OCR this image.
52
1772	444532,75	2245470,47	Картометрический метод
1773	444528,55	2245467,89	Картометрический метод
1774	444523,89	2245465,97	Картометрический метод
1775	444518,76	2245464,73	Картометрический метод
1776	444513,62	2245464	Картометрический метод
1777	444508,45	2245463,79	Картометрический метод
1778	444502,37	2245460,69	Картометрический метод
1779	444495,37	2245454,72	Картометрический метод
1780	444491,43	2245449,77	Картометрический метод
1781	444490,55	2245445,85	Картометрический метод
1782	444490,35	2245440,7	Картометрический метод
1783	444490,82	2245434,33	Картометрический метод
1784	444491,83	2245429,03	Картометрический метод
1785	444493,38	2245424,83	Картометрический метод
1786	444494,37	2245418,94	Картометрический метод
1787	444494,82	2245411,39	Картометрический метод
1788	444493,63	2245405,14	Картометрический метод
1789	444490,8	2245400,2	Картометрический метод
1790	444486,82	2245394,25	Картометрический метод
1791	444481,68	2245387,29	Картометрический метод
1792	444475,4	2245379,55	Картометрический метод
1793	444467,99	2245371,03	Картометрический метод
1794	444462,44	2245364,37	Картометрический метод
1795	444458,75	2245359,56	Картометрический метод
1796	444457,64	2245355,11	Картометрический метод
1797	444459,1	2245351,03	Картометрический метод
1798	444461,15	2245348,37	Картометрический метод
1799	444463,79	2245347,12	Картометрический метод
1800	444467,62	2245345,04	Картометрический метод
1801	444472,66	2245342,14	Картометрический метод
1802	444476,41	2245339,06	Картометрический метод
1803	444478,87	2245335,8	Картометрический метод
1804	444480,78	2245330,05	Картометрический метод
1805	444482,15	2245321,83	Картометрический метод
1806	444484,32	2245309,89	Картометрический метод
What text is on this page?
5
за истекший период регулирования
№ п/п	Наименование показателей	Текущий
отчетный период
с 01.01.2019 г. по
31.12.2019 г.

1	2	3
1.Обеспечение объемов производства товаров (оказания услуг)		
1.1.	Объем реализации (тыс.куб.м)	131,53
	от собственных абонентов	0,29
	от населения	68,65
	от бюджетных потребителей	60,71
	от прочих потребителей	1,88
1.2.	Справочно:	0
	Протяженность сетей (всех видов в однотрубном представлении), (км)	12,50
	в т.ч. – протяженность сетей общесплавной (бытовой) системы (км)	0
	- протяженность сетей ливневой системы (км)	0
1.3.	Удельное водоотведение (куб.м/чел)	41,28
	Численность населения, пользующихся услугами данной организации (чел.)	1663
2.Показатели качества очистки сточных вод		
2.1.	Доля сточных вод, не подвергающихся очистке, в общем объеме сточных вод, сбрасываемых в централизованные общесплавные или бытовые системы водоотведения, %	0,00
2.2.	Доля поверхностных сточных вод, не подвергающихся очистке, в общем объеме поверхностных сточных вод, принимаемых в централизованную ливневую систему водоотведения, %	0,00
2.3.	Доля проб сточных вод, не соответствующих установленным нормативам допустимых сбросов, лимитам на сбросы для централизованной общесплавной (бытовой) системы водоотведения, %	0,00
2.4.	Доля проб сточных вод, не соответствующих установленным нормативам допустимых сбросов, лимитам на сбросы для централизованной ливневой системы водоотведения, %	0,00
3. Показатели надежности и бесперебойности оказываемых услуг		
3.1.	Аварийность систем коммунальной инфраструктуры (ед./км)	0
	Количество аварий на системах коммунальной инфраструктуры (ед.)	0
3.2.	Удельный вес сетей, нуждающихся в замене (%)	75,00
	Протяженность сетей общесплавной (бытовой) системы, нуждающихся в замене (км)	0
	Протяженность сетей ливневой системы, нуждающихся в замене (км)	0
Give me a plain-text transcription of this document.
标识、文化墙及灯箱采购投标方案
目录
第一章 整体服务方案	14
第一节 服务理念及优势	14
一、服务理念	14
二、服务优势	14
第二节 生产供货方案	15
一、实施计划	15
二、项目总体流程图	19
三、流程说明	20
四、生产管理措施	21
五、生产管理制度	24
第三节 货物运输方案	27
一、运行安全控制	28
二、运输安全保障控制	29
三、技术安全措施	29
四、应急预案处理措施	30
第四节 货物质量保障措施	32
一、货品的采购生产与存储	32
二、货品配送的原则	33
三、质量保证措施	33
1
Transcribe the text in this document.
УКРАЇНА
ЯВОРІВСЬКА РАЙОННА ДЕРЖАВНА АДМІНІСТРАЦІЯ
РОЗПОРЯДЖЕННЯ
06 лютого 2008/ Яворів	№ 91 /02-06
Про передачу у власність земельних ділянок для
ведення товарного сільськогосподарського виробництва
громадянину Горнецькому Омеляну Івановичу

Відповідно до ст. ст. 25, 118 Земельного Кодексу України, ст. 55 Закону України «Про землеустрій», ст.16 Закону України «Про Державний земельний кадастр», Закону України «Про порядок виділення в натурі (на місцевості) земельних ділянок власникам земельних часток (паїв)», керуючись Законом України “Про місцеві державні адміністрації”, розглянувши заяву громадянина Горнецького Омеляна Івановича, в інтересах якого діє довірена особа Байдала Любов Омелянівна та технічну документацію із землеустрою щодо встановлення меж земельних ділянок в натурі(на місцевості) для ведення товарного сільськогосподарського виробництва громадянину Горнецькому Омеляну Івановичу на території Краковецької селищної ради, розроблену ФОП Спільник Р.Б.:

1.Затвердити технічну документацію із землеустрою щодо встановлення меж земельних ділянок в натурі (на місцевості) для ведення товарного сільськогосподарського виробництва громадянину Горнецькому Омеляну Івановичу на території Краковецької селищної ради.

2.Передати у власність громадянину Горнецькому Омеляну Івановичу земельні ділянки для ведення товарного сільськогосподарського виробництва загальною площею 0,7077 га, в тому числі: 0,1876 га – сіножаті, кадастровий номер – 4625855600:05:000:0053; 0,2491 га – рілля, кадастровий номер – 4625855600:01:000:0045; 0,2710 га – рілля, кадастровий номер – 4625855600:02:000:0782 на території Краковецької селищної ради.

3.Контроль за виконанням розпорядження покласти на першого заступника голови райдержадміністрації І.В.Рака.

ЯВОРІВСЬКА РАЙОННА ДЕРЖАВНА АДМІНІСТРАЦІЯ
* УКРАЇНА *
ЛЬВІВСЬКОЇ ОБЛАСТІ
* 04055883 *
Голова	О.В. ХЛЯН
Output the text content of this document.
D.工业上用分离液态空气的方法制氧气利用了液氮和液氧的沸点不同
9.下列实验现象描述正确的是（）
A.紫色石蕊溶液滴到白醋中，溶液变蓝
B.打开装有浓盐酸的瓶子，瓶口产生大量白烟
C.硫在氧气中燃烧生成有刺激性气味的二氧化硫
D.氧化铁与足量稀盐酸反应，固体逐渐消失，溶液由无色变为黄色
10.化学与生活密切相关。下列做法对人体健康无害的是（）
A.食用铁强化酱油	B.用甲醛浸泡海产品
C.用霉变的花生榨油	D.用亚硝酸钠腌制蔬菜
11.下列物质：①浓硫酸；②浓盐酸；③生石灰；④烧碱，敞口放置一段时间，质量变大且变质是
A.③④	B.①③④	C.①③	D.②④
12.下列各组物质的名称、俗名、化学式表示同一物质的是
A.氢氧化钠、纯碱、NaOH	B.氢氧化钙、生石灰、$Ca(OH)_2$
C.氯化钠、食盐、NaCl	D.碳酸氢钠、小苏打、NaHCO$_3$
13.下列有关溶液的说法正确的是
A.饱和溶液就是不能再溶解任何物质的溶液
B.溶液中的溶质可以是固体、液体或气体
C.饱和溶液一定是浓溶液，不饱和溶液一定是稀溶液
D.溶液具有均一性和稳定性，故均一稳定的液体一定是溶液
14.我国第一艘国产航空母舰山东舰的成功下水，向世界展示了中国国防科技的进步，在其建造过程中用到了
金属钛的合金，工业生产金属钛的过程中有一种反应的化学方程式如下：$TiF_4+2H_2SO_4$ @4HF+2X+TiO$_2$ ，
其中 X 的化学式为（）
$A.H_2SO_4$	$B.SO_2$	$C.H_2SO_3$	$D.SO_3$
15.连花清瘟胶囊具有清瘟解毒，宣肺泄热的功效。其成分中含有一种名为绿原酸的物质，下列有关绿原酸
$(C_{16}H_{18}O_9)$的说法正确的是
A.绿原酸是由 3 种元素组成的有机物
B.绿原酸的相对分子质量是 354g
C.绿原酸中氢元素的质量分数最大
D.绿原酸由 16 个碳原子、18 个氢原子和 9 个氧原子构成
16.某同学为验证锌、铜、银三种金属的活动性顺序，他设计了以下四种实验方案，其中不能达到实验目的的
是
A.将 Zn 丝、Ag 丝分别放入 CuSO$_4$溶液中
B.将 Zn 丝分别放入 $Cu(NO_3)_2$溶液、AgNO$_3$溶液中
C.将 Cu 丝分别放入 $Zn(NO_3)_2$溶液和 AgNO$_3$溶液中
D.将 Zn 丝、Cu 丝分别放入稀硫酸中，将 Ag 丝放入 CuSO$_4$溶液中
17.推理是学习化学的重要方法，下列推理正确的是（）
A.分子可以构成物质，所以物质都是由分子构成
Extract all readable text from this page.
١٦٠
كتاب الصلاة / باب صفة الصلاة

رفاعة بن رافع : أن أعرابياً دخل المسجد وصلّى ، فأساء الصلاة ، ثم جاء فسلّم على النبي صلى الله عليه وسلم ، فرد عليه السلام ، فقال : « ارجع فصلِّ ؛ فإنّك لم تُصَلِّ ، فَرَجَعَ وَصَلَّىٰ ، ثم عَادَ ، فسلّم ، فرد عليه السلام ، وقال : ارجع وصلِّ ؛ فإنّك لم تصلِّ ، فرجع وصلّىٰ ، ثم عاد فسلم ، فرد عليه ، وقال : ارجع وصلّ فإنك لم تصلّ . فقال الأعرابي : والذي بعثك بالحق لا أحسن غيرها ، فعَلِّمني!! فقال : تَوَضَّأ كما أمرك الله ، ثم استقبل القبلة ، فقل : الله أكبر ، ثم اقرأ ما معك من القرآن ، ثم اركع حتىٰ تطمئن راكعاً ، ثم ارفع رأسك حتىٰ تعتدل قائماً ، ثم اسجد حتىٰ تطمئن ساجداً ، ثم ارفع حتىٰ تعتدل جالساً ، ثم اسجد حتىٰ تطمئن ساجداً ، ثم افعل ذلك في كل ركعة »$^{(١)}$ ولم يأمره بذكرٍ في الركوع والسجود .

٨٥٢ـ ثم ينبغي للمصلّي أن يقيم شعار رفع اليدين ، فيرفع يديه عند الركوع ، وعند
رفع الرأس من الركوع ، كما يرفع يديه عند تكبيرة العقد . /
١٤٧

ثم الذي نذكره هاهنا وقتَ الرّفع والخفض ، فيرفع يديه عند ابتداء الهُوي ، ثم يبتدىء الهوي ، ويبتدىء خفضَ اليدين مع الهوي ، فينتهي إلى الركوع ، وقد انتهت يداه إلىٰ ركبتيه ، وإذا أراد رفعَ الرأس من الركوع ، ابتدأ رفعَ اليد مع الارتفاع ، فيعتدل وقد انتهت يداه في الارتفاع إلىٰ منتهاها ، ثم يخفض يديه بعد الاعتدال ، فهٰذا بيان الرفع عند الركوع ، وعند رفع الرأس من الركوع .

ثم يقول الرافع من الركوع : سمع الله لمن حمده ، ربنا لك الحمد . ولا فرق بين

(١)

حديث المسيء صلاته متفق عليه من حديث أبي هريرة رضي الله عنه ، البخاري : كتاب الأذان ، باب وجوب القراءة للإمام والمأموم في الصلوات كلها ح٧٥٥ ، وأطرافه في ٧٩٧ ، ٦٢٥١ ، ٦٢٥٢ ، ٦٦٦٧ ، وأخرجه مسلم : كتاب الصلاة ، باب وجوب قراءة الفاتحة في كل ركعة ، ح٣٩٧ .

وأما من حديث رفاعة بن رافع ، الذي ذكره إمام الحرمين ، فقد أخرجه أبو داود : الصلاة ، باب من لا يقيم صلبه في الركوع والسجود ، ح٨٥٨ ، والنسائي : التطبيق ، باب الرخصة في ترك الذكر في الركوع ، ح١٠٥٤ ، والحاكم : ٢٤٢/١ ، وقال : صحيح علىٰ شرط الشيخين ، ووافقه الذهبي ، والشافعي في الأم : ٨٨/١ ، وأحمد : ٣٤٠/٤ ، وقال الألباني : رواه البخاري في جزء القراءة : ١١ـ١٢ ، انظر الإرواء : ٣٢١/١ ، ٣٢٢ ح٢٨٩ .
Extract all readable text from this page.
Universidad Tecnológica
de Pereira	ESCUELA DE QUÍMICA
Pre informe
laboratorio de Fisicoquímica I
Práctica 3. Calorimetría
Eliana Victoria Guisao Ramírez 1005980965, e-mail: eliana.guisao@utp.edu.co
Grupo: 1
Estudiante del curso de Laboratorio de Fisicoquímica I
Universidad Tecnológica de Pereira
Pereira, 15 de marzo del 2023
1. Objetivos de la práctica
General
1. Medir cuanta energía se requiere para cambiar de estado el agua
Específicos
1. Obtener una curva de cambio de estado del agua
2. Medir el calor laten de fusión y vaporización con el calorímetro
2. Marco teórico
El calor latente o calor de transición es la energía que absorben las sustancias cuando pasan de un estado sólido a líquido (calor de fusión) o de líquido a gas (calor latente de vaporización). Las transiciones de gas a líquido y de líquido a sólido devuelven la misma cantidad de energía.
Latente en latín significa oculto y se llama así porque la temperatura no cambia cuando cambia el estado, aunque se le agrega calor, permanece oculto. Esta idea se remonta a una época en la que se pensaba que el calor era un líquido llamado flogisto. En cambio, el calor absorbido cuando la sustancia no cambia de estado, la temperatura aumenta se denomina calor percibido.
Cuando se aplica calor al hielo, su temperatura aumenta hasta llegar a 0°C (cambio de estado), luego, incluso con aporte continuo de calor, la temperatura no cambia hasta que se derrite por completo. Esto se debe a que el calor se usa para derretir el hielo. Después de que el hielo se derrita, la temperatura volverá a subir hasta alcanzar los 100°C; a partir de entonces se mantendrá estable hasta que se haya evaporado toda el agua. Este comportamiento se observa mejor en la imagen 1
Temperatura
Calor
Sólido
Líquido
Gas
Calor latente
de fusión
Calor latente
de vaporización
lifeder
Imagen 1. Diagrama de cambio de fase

○ ○ ○

**EXERCISE REQUIREMENTS:** Go through the material above and count the lines that contain "документацію"; answer with the number alone.

**FULL ANSWER:** 2